Could you print every record below exactly as it appears?

[Dataset items]
* * * * * * * * *
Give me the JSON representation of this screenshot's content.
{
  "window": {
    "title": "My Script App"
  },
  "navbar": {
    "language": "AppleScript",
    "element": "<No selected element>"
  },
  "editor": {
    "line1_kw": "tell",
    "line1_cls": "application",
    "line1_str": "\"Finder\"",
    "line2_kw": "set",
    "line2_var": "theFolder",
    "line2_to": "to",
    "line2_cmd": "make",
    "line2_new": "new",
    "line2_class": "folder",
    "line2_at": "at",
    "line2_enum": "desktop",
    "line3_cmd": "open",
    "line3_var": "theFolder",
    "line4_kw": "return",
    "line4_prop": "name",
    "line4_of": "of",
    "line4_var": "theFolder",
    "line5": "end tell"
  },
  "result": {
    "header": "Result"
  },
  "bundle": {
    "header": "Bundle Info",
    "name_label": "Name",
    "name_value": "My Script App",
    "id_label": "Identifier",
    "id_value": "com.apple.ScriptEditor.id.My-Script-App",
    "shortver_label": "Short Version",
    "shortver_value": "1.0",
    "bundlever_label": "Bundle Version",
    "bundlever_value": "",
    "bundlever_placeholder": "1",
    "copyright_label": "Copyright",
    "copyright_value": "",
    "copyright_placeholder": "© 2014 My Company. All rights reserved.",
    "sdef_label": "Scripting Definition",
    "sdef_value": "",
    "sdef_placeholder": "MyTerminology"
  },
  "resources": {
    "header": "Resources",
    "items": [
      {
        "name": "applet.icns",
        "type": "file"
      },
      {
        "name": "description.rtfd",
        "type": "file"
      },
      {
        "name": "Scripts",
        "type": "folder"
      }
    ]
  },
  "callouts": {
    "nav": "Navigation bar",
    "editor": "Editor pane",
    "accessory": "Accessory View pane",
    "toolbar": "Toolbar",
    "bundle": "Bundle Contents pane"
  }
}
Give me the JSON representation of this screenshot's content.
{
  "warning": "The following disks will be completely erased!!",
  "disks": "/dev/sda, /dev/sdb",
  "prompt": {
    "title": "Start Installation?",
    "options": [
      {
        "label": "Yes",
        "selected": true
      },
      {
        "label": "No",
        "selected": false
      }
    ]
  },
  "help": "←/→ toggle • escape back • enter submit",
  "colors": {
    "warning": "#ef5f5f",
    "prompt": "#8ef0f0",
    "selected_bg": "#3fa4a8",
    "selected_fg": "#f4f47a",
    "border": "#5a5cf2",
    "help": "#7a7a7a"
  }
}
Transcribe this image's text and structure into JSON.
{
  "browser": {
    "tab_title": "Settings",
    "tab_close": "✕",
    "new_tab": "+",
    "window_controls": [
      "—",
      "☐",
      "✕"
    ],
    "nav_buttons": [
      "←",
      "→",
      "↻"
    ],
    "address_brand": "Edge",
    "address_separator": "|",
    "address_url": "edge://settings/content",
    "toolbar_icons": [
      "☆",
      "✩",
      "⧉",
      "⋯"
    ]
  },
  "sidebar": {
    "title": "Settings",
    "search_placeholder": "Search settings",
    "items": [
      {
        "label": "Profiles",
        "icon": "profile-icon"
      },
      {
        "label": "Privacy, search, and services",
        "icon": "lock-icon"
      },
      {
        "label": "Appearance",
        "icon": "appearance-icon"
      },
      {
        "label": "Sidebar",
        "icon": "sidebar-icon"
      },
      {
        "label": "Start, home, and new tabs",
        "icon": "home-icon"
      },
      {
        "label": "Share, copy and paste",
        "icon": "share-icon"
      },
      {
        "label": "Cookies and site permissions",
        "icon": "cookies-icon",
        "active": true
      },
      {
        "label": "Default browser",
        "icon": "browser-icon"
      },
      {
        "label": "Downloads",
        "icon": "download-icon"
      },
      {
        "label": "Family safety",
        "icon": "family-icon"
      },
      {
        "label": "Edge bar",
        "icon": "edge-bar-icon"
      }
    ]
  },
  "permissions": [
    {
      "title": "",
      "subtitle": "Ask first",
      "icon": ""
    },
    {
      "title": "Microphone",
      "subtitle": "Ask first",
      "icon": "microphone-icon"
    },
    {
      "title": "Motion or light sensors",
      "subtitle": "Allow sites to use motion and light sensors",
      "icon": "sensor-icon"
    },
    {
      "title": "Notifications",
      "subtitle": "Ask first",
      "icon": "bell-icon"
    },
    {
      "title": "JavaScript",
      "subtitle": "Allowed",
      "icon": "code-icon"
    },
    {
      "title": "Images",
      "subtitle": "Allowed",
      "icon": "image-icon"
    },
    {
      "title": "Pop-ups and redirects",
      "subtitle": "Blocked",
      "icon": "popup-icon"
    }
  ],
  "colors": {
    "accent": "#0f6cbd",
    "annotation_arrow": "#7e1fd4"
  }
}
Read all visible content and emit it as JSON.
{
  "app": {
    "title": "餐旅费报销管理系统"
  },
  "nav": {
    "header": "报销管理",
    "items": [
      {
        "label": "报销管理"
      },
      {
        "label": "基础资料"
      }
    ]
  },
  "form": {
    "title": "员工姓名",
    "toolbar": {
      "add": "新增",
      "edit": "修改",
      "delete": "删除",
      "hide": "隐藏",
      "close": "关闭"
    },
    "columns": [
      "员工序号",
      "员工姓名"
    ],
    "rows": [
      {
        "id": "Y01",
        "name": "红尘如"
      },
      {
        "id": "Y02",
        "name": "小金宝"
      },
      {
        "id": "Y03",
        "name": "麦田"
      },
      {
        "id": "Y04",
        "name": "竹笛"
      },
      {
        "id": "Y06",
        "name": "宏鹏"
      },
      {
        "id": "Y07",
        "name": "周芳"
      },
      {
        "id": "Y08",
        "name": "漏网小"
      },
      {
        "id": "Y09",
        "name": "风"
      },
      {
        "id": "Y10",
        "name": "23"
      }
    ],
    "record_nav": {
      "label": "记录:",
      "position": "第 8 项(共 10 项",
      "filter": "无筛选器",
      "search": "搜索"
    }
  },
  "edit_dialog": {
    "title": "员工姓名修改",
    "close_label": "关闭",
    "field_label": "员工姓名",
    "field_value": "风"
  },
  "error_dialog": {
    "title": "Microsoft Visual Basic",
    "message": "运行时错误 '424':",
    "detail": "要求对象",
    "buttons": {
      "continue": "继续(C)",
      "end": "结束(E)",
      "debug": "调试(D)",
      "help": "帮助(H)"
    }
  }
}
* * * * * * * * *
→ **FINISHED EXERCISE**:
Give me the JSON representation of this screenshot's content.
{
  "window": {
    "title": "My Script App"
  },
  "navbar": {
    "language": "AppleScript",
    "element": "<No selected element>"
  },
  "editor": {
    "line1_kw": "tell",
    "line1_cls": "application",
    "line1_str": "\"Finder\"",
    "line2_kw": "set",
    "line2_var": "theFolder",
    "line2_to": "to",
    "line2_cmd": "make",
    "line2_new": "new",
    "line2_class": "folder",
    "line2_at": "at",
    "line2_enum": "desktop",
    "line3_cmd": "open",
    "line3_var": "theFolder",
    "line4_kw": "return",
    "line4_prop": "name",
    "line4_of": "of",
    "line4_var": "theFolder",
    "line5": "end tell"
  },
  "result": {
    "header": "Result"
  },
  "bundle": {
    "header": "Bundle Info",
    "name_label": "Name",
    "name_value": "My Script App",
    "id_label": "Identifier",
    "id_value": "com.apple.ScriptEditor.id.My-Script-App",
    "shortver_label": "Short Version",
    "shortver_value": "1.0",
    "bundlever_label": "Bundle Version",
    "bundlever_value": "",
    "bundlever_placeholder": "1",
    "copyright_label": "Copyright",
    "copyright_value": "",
    "copyright_placeholder": "© 2014 My Company. All rights reserved.",
    "sdef_label": "Scripting Definition",
    "sdef_value": "",
    "sdef_placeholder": "MyTerminology"
  },
  "resources": {
    "header": "Resources",
    "items": [
      {
        "name": "applet.icns",
        "type": "file"
      },
      {
        "name": "description.rtfd",
        "type": "file"
      },
      {
        "name": "Scripts",
        "type": "folder"
      }
    ]
  },
  "callouts": {
    "nav": "Navigation bar",
    "editor": "Editor pane",
    "accessory": "Accessory View pane",
    "toolbar": "Toolbar",
    "bundle": "Bundle Contents pane"
  }
}
Give me the JSON representation of this screenshot's content.
{
  "warning": "The following disks will be completely erased!!",
  "disks": "/dev/sda, /dev/sdb",
  "prompt": {
    "title": "Start Installation?",
    "options": [
      {
        "label": "Yes",
        "selected": true
      },
      {
        "label": "No",
        "selected": false
      }
    ]
  },
  "help": "←/→ toggle • escape back • enter submit",
  "colors": {
    "warning": "#ef5f5f",
    "prompt": "#8ef0f0",
    "selected_bg": "#3fa4a8",
    "selected_fg": "#f4f47a",
    "border": "#5a5cf2",
    "help": "#7a7a7a"
  }
}
Transcribe this image's text and structure into JSON.
{
  "browser": {
    "tab_title": "Settings",
    "tab_close": "✕",
    "new_tab": "+",
    "window_controls": [
      "—",
      "☐",
      "✕"
    ],
    "nav_buttons": [
      "←",
      "→",
      "↻"
    ],
    "address_brand": "Edge",
    "address_separator": "|",
    "address_url": "edge://settings/content",
    "toolbar_icons": [
      "☆",
      "✩",
      "⧉",
      "⋯"
    ]
  },
  "sidebar": {
    "title": "Settings",
    "search_placeholder": "Search settings",
    "items": [
      {
        "label": "Profiles",
        "icon": "profile-icon"
      },
      {
        "label": "Privacy, search, and services",
        "icon": "lock-icon"
      },
      {
        "label": "Appearance",
        "icon": "appearance-icon"
      },
      {
        "label": "Sidebar",
        "icon": "sidebar-icon"
      },
      {
        "label": "Start, home, and new tabs",
        "icon": "home-icon"
      },
      {
        "label": "Share, copy and paste",
        "icon": "share-icon"
      },
      {
        "label": "Cookies and site permissions",
        "icon": "cookies-icon",
        "active": true
      },
      {
        "label": "Default browser",
        "icon": "browser-icon"
      },
      {
        "label": "Downloads",
        "icon": "download-icon"
      },
      {
        "label": "Family safety",
        "icon": "family-icon"
      },
      {
        "label": "Edge bar",
        "icon": "edge-bar-icon"
      }
    ]
  },
  "permissions": [
    {
      "title": "",
      "subtitle": "Ask first",
      "icon": ""
    },
    {
      "title": "Microphone",
      "subtitle": "Ask first",
      "icon": "microphone-icon"
    },
    {
      "title": "Motion or light sensors",
      "subtitle": "Allow sites to use motion and light sensors",
      "icon": "sensor-icon"
    },
    {
      "title": "Notifications",
      "subtitle": "Ask first",
      "icon": "bell-icon"
    },
    {
      "title": "JavaScript",
      "subtitle": "Allowed",
      "icon": "code-icon"
    },
    {
      "title": "Images",
      "subtitle": "Allowed",
      "icon": "image-icon"
    },
    {
      "title": "Pop-ups and redirects",
      "subtitle": "Blocked",
      "icon": "popup-icon"
    }
  ],
  "colors": {
    "accent": "#0f6cbd",
    "annotation_arrow": "#7e1fd4"
  }
}
Read all visible content and emit it as JSON.
{
  "app": {
    "title": "餐旅费报销管理系统"
  },
  "nav": {
    "header": "报销管理",
    "items": [
      {
        "label": "报销管理"
      },
      {
        "label": "基础资料"
      }
    ]
  },
  "form": {
    "title": "员工姓名",
    "toolbar": {
      "add": "新增",
      "edit": "修改",
      "delete": "删除",
      "hide": "隐藏",
      "close": "关闭"
    },
    "columns": [
      "员工序号",
      "员工姓名"
    ],
    "rows": [
      {
        "id": "Y01",
        "name": "红尘如"
      },
      {
        "id": "Y02",
        "name": "小金宝"
      },
      {
        "id": "Y03",
        "name": "麦田"
      },
      {
        "id": "Y04",
        "name": "竹笛"
      },
      {
        "id": "Y06",
        "name": "宏鹏"
      },
      {
        "id": "Y07",
        "name": "周芳"
      },
      {
        "id": "Y08",
        "name": "漏网小"
      },
      {
        "id": "Y09",
        "name": "风"
      },
      {
        "id": "Y10",
        "name": "23"
      }
    ],
    "record_nav": {
      "label": "记录:",
      "position": "第 8 项(共 10 项",
      "filter": "无筛选器",
      "search": "搜索"
    }
  },
  "edit_dialog": {
    "title": "员工姓名修改",
    "close_label": "关闭",
    "field_label": "员工姓名",
    "field_value": "风"
  },
  "error_dialog": {
    "title": "Microsoft Visual Basic",
    "message": "运行时错误 '424':",
    "detail": "要求对象",
    "buttons": {
      "continue": "继续(C)",
      "end": "结束(E)",
      "debug": "调试(D)",
      "help": "帮助(H)"
    }
  }
}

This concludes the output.